Exercise aim:
Extract each line of the records below that contains the word "things".
==========
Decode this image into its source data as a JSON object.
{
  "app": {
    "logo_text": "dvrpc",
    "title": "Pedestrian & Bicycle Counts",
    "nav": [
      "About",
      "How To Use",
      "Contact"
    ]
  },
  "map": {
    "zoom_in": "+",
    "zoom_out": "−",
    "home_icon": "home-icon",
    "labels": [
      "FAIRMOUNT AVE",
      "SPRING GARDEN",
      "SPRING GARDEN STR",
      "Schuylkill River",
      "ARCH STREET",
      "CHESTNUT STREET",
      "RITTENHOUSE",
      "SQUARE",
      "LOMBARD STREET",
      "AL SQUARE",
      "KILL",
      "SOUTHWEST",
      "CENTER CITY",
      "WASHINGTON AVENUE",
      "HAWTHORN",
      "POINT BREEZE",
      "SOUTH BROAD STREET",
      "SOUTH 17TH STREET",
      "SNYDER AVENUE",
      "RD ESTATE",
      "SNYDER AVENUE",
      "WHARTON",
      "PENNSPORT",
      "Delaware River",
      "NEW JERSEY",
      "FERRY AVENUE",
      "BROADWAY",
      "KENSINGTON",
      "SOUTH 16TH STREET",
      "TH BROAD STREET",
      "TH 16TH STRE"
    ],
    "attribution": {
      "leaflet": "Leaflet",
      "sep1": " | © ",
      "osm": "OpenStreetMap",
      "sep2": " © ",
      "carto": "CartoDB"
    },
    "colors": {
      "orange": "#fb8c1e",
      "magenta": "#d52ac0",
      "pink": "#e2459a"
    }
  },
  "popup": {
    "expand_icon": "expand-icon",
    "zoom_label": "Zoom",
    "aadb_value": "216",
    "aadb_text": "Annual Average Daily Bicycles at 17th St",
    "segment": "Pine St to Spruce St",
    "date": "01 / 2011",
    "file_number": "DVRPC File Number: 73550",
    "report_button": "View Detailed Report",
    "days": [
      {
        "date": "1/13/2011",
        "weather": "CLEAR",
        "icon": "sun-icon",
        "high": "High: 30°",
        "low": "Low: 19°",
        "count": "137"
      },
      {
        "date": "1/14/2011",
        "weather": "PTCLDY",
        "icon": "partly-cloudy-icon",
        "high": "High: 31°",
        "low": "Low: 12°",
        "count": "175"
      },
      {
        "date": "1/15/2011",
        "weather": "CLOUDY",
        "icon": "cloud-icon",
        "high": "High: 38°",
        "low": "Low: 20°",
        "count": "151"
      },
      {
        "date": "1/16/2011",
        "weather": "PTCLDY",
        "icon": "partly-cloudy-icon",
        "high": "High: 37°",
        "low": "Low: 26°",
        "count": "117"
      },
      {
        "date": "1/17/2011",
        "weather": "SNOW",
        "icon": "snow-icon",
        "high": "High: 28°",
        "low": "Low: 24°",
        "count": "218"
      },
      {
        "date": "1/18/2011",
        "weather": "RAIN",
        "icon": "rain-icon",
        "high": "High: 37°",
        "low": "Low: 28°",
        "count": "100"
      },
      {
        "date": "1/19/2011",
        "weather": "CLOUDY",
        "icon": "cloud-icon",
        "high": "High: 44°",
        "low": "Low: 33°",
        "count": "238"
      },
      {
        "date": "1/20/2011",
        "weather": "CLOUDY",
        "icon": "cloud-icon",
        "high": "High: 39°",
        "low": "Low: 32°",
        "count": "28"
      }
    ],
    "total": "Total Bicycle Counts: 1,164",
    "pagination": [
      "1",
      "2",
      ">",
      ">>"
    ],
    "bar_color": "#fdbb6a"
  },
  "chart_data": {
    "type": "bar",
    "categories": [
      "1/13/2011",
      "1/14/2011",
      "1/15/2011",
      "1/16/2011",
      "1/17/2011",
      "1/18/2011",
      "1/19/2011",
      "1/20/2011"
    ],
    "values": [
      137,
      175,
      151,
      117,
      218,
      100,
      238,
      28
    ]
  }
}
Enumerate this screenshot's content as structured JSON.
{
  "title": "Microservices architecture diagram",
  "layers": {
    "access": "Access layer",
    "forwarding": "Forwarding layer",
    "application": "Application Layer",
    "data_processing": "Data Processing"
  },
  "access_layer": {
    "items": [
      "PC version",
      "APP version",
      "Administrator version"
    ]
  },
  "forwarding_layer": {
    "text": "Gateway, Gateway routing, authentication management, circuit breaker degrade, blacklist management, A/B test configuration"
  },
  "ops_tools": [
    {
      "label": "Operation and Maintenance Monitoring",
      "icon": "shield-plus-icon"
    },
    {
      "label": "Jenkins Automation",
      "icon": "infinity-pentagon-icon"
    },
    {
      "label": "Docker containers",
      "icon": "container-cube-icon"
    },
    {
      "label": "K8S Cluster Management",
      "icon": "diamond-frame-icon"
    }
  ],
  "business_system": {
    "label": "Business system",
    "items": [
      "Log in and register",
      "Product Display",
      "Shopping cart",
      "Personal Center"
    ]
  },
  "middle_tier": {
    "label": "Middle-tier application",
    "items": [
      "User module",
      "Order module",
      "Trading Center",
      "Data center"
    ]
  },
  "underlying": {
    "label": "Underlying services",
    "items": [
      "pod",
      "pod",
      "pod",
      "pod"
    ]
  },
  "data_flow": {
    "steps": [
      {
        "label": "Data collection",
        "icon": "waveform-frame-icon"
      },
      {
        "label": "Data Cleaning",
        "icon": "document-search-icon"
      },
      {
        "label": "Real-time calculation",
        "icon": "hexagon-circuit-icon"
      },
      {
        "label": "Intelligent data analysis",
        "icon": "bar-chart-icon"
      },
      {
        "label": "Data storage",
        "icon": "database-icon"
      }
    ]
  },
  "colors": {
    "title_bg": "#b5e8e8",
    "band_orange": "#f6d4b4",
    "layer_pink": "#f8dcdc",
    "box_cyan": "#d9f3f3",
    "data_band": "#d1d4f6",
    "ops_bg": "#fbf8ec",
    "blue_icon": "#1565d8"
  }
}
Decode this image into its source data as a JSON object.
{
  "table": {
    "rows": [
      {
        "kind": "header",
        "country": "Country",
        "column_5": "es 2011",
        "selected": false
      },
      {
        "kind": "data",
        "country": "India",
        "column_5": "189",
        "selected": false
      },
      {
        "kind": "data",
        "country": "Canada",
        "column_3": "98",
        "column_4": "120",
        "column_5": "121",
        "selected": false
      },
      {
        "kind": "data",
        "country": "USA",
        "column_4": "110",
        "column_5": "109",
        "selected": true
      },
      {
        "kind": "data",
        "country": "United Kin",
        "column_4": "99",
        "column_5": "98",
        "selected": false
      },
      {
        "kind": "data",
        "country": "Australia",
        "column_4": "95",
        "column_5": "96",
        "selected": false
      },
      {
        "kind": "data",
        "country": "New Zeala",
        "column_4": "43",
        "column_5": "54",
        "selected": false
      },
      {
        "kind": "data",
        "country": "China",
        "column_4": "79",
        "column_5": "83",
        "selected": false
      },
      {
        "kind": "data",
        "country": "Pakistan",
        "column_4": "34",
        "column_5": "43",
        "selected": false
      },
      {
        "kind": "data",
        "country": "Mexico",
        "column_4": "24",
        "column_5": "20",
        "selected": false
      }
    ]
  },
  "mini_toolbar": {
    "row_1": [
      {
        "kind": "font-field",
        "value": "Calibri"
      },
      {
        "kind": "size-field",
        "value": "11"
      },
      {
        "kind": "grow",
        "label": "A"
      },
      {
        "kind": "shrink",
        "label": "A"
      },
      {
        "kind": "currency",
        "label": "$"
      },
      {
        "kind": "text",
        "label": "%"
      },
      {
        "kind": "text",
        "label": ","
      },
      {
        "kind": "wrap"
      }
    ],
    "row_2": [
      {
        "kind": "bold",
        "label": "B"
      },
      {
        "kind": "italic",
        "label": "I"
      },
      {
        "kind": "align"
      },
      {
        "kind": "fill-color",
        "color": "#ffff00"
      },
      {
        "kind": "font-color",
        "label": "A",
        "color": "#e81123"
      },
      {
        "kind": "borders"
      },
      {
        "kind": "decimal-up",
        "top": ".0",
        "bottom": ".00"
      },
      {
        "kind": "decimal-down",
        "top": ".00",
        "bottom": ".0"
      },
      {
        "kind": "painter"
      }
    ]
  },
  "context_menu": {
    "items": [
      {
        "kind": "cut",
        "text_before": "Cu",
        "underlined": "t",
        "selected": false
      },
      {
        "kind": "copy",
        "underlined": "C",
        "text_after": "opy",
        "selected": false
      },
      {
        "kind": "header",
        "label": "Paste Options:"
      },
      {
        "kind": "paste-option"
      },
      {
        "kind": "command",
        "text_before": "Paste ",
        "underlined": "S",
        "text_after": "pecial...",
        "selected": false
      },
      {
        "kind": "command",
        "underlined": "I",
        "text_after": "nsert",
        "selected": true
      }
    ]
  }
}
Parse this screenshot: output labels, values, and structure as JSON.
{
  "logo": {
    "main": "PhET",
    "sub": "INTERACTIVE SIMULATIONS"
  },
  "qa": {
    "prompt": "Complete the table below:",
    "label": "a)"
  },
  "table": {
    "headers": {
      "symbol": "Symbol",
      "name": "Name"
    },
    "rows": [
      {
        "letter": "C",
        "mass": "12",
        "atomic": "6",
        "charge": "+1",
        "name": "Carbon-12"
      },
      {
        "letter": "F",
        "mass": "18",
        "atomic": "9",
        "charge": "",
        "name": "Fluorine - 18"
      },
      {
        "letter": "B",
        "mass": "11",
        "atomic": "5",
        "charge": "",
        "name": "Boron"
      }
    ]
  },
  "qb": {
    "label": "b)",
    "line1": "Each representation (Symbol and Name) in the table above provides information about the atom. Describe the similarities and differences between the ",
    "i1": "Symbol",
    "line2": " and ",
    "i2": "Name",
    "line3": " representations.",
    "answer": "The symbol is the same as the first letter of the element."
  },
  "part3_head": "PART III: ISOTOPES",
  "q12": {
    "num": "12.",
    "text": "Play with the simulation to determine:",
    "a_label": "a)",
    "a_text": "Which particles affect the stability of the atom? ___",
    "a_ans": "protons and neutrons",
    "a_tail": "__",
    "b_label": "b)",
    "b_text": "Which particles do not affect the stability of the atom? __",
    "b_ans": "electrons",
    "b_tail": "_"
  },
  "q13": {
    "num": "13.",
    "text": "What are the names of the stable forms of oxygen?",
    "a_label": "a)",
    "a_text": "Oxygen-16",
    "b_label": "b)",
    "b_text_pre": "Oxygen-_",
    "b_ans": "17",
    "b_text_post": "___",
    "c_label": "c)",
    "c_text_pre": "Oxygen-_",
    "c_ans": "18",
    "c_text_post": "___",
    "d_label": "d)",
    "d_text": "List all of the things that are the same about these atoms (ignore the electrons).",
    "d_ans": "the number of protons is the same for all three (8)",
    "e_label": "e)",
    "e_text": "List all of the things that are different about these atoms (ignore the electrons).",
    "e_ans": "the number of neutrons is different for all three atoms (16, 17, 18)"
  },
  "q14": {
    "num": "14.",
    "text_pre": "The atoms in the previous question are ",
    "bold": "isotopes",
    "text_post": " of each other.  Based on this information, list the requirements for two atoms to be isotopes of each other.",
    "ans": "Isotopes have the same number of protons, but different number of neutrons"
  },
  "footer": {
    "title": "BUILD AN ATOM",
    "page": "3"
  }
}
==========
Full solution:
    "d_text": "List all of the things that are the same about these atoms (ignore the electrons).",
    "e_text": "List all of the things that are different about these atoms (ignore the electrons).",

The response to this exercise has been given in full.